__Your goal__.
Restate the records that follow word for word; no pictures should appear.

[Entries with figure data]

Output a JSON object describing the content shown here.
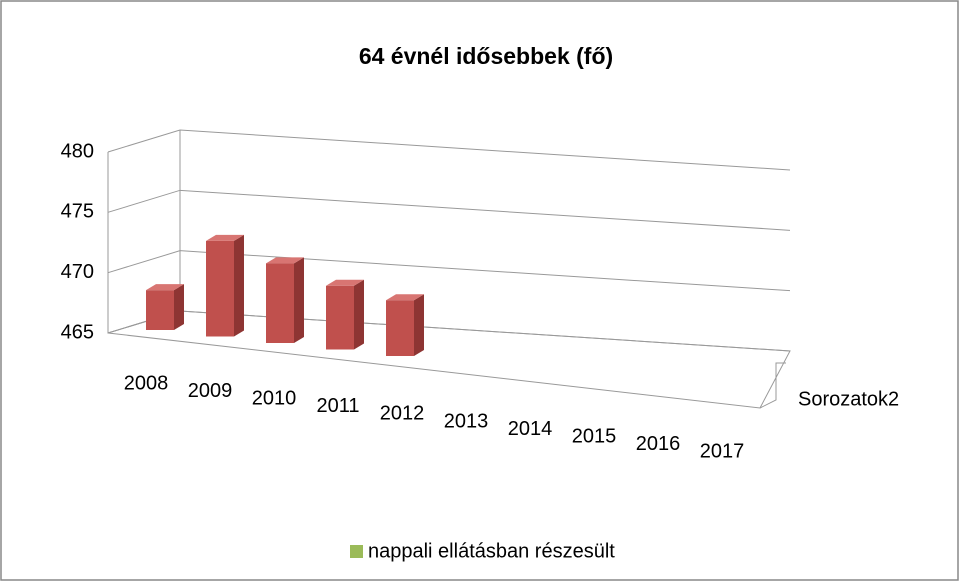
{
  "chart_data": {
    "type": "bar3d",
    "title": "64 évnél idősebbek (fő)",
    "categories": [
      "2008",
      "2009",
      "2010",
      "2011",
      "2012",
      "2013",
      "2014",
      "2015",
      "2016",
      "2017"
    ],
    "series": [
      {
        "name": "Sorozatok2",
        "color": "#c0504d",
        "values": [
          470,
          477,
          475,
          473,
          472,
          null,
          null,
          null,
          null,
          null
        ]
      }
    ],
    "legend": {
      "name": "nappali ellátásban részesült",
      "color": "#9bbb59"
    },
    "ylim": [
      465,
      480
    ],
    "yticks": [
      465,
      470,
      475,
      480
    ],
    "grid": true
  }
}
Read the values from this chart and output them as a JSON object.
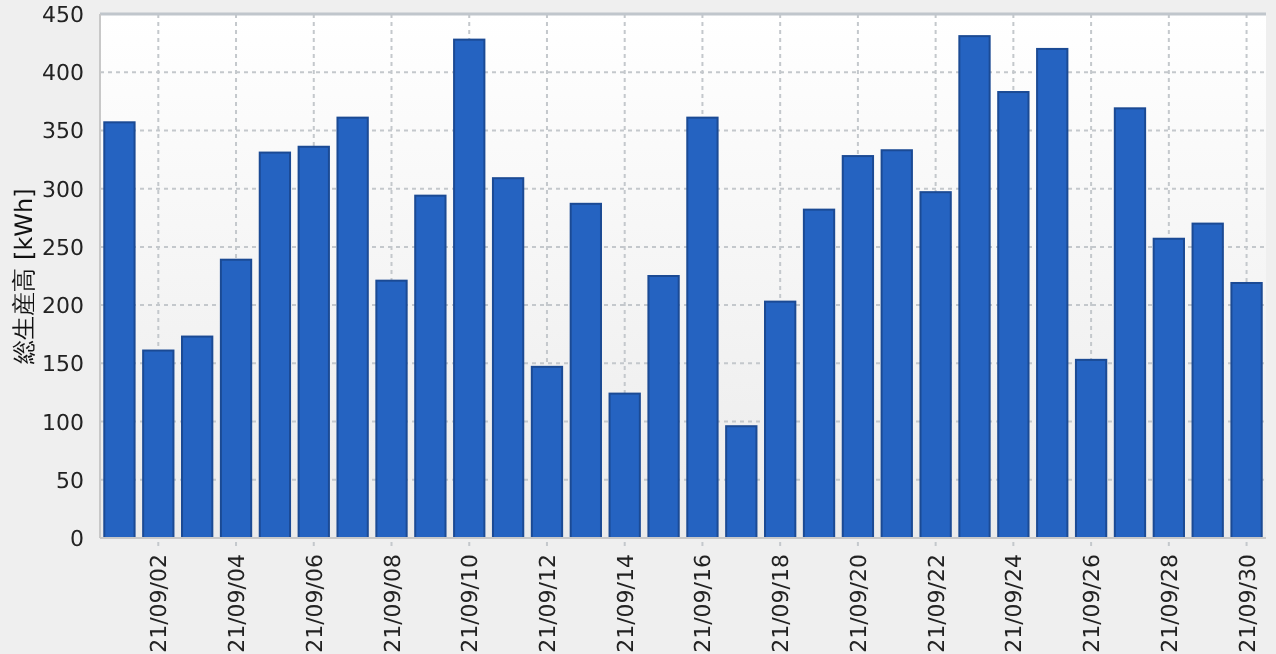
{
  "chart_data": {
    "type": "bar",
    "ylabel": "総生産高 [kWh]",
    "categories": [
      null,
      "21/09/02",
      null,
      "21/09/04",
      null,
      "21/09/06",
      null,
      "21/09/08",
      null,
      "21/09/10",
      null,
      "21/09/12",
      null,
      "21/09/14",
      null,
      "21/09/16",
      null,
      "21/09/18",
      null,
      "21/09/20",
      null,
      "21/09/22",
      null,
      "21/09/24",
      null,
      "21/09/26",
      null,
      "21/09/28",
      null,
      "21/09/30"
    ],
    "values": [
      357,
      161,
      173,
      239,
      331,
      336,
      361,
      221,
      294,
      428,
      309,
      147,
      287,
      124,
      225,
      361,
      96,
      203,
      282,
      328,
      333,
      297,
      431,
      383,
      420,
      153,
      369,
      257,
      270,
      219
    ],
    "color": "#2563c1",
    "ylim": [
      0,
      450
    ],
    "yticks": [
      0,
      50,
      100,
      150,
      200,
      250,
      300,
      350,
      400,
      450
    ],
    "grid": true
  }
}
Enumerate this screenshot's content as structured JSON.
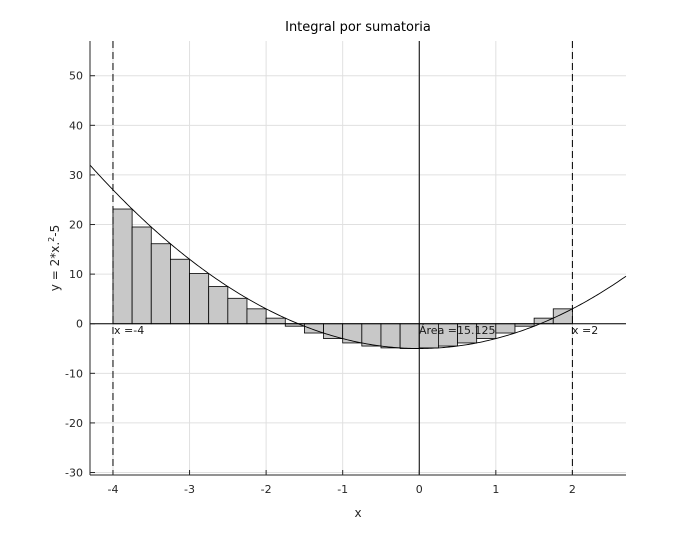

__Written response__.
Output a JSON object describing the content shown here.
{
  "chart_data": {
    "type": "bar3d",
    "title": "64 évnél idősebbek (fő)",
    "categories": [
      "2008",
      "2009",
      "2010",
      "2011",
      "2012",
      "2013",
      "2014",
      "2015",
      "2016",
      "2017"
    ],
    "series": [
      {
        "name": "Sorozatok2",
        "color": "#c0504d",
        "values": [
          470,
          477,
          475,
          473,
          472,
          null,
          null,
          null,
          null,
          null
        ]
      }
    ],
    "legend": {
      "name": "nappali ellátásban részesült",
      "color": "#9bbb59"
    },
    "ylim": [
      465,
      480
    ],
    "yticks": [
      465,
      470,
      475,
      480
    ],
    "grid": true
  }
}
Read the values from this chart and output them as a JSON object.
{
  "chart_data": {
    "type": "bar",
    "ylabel": "総生産高 [kWh]",
    "categories": [
      null,
      "21/09/02",
      null,
      "21/09/04",
      null,
      "21/09/06",
      null,
      "21/09/08",
      null,
      "21/09/10",
      null,
      "21/09/12",
      null,
      "21/09/14",
      null,
      "21/09/16",
      null,
      "21/09/18",
      null,
      "21/09/20",
      null,
      "21/09/22",
      null,
      "21/09/24",
      null,
      "21/09/26",
      null,
      "21/09/28",
      null,
      "21/09/30"
    ],
    "values": [
      357,
      161,
      173,
      239,
      331,
      336,
      361,
      221,
      294,
      428,
      309,
      147,
      287,
      124,
      225,
      361,
      96,
      203,
      282,
      328,
      333,
      297,
      431,
      383,
      420,
      153,
      369,
      257,
      270,
      219
    ],
    "color": "#2563c1",
    "ylim": [
      0,
      450
    ],
    "yticks": [
      0,
      50,
      100,
      150,
      200,
      250,
      300,
      350,
      400,
      450
    ],
    "grid": true
  }
}
Enumerate this screenshot's content as structured JSON.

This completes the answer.